[Data records]

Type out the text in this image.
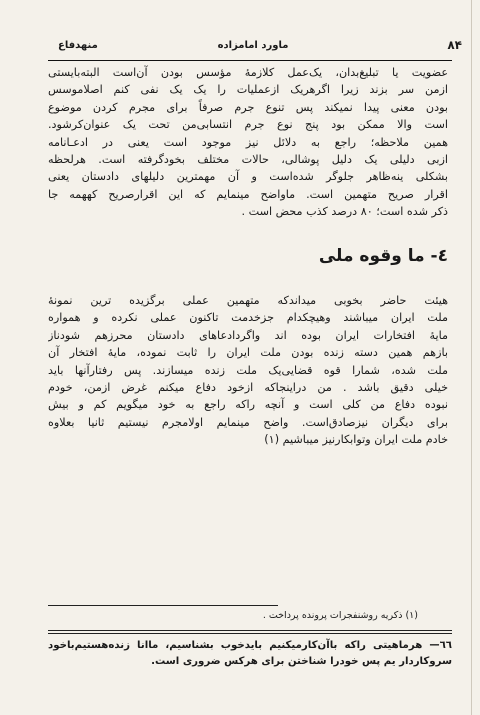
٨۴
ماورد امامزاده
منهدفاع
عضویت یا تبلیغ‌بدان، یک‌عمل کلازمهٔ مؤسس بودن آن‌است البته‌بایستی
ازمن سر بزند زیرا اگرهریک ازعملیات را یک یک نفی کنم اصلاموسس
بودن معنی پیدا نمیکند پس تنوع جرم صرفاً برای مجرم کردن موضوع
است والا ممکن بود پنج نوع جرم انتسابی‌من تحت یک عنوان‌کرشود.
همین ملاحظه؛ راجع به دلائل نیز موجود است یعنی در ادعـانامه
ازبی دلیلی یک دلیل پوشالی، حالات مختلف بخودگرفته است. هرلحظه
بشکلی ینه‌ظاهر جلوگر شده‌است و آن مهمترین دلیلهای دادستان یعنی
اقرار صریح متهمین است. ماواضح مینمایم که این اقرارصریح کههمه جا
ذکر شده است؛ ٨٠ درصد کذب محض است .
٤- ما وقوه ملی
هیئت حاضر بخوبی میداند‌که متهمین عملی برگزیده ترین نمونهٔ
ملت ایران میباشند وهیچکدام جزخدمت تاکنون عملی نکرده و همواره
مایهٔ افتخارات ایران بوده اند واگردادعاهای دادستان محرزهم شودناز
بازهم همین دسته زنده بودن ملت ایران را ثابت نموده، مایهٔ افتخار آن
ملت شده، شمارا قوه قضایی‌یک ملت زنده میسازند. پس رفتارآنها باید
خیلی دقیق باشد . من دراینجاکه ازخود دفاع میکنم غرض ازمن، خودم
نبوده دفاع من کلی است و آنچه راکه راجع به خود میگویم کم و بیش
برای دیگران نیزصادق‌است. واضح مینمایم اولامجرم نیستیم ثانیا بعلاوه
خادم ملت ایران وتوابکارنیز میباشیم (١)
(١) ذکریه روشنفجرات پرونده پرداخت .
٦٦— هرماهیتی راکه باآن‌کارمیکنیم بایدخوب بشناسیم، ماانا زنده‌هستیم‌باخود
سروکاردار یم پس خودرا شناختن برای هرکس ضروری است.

YOUR INSTRUCTIONS:
Tally the lines containing "برای". Provide the number without any other words.

PROBLEM SOLUTION:
3